• [What is being asked]:
Answer with a single number: the count of lines that hold "slow".

• [Data provided]:
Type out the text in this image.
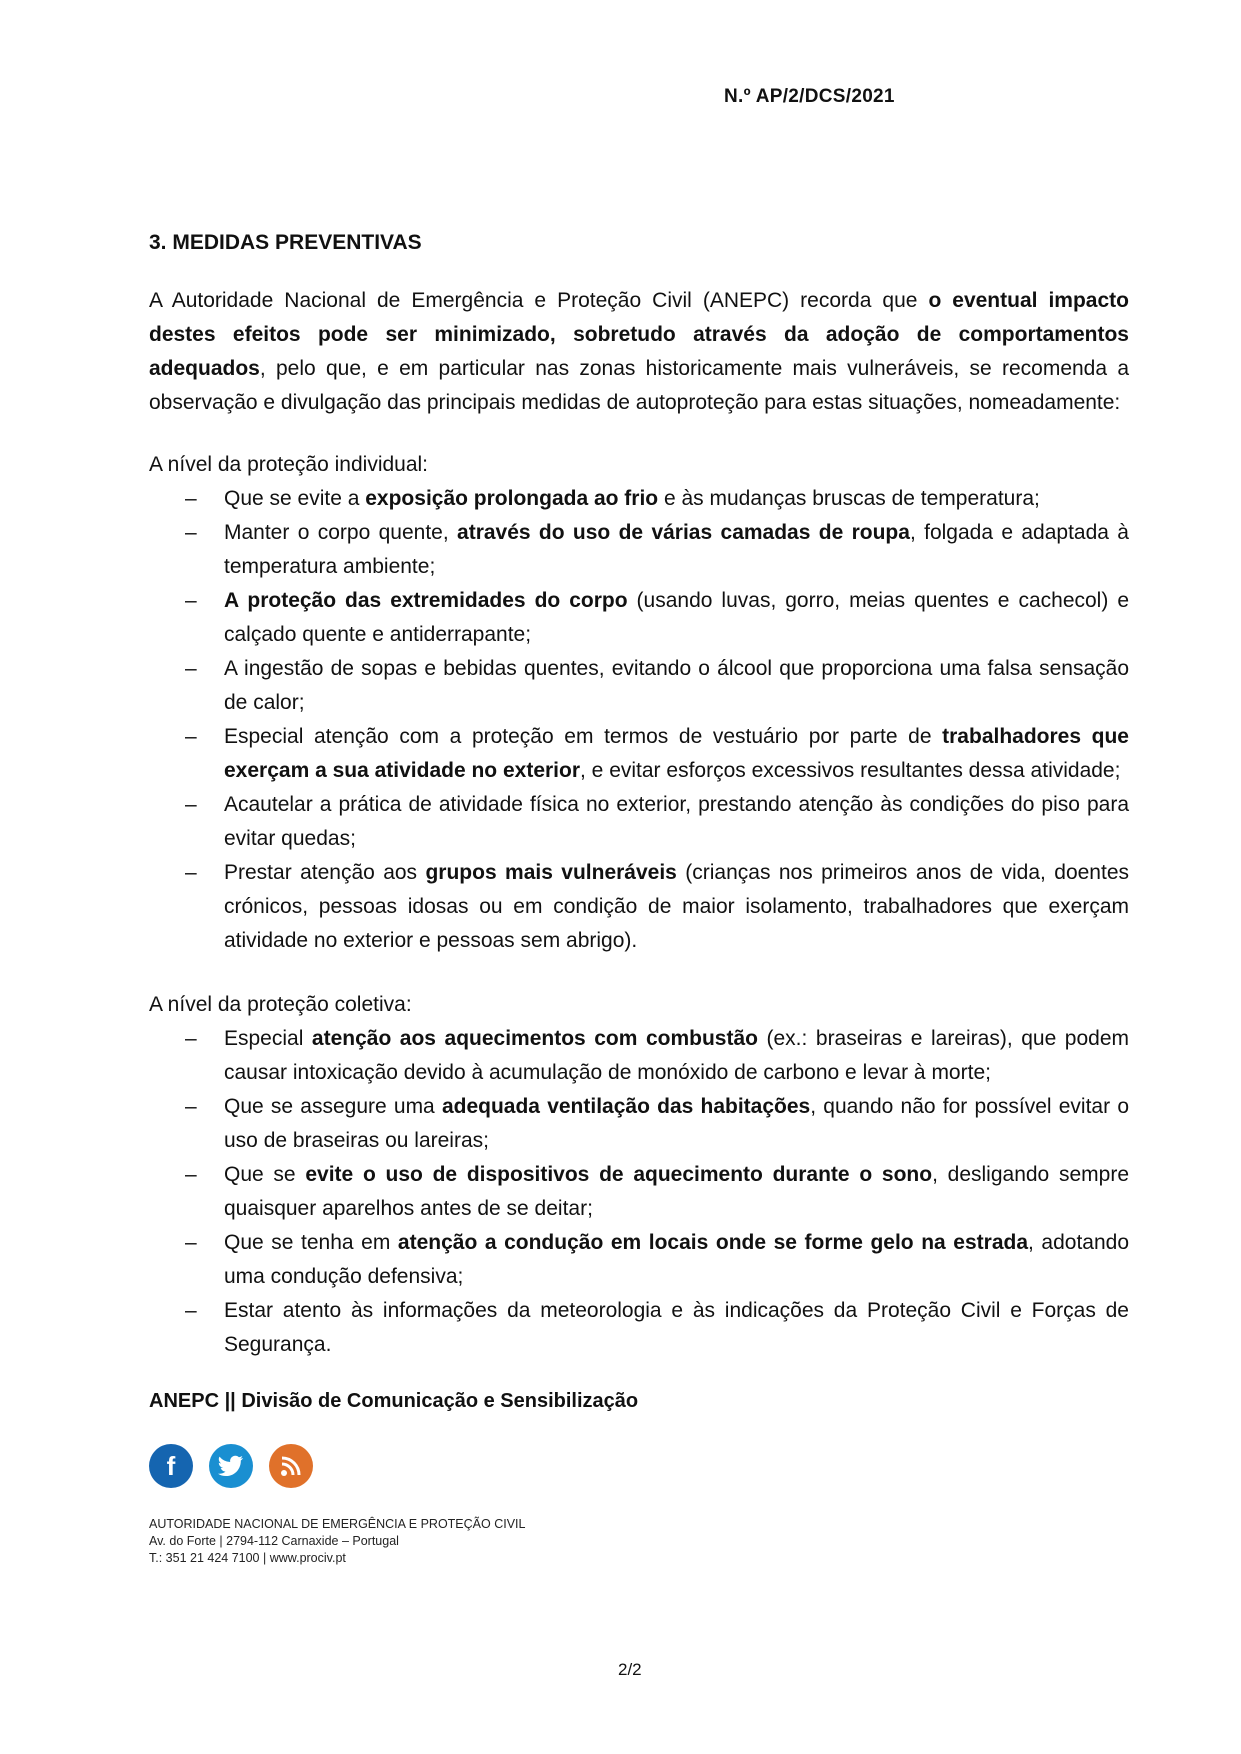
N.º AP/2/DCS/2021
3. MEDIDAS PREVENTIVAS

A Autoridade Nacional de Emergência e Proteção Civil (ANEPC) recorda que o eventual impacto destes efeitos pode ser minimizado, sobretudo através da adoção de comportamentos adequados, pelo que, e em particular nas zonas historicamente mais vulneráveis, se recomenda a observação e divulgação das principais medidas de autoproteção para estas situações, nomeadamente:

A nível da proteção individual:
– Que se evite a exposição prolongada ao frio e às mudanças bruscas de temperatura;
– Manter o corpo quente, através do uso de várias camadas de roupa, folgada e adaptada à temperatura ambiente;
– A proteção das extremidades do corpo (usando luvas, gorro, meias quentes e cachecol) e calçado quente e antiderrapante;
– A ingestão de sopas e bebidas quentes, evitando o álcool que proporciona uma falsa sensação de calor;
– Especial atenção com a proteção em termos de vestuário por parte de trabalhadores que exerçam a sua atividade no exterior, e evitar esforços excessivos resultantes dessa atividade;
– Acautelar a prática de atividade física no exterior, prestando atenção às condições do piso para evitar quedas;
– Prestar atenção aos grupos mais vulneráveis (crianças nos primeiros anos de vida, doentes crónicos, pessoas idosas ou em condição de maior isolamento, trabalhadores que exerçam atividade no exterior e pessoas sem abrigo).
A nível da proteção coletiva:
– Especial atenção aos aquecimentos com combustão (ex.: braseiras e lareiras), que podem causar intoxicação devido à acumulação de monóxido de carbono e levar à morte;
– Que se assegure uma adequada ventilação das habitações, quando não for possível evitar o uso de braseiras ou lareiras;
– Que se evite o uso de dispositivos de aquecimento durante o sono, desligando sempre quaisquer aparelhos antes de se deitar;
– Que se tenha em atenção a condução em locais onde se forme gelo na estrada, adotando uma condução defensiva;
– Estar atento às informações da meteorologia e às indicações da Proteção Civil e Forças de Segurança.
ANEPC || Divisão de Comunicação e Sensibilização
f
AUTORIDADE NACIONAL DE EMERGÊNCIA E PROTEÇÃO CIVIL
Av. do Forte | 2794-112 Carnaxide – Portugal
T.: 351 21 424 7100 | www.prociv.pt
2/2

...

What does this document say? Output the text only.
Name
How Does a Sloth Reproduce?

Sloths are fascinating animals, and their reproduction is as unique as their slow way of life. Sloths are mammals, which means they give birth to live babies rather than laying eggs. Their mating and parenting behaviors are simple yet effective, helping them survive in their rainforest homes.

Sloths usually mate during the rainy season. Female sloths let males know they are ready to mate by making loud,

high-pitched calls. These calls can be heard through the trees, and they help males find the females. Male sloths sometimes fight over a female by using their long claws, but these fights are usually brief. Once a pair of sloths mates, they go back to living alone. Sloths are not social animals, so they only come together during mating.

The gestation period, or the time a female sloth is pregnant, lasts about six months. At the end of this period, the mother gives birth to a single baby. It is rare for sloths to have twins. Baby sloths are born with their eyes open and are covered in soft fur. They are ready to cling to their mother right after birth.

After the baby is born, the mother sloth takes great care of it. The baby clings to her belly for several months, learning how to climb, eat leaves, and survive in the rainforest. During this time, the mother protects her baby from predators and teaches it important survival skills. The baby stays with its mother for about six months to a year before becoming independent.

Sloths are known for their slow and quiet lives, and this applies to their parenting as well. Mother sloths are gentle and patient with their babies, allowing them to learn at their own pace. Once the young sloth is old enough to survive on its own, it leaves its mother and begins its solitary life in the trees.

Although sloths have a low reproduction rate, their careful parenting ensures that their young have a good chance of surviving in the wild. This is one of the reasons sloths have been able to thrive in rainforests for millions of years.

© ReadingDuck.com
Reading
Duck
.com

...

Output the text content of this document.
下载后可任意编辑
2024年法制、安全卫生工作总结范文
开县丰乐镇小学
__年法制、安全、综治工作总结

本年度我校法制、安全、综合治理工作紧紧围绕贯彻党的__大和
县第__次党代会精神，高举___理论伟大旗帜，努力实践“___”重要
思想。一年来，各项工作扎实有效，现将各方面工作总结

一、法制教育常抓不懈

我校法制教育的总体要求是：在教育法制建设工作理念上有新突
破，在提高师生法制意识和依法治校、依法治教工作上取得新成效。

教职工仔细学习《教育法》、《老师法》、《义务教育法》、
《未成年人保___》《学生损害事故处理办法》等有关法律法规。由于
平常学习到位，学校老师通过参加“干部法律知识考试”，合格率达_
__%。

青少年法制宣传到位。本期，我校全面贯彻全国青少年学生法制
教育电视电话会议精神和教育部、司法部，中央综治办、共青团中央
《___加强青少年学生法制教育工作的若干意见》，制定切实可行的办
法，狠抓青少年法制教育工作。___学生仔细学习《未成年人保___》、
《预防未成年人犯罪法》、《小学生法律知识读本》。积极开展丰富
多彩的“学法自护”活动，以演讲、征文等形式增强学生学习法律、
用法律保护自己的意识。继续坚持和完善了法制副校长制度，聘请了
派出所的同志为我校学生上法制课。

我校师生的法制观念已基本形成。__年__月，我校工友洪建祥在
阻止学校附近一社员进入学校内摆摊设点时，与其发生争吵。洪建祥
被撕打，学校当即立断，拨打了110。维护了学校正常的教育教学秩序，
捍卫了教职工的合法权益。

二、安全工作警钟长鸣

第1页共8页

• [Answer to this exercise]:
2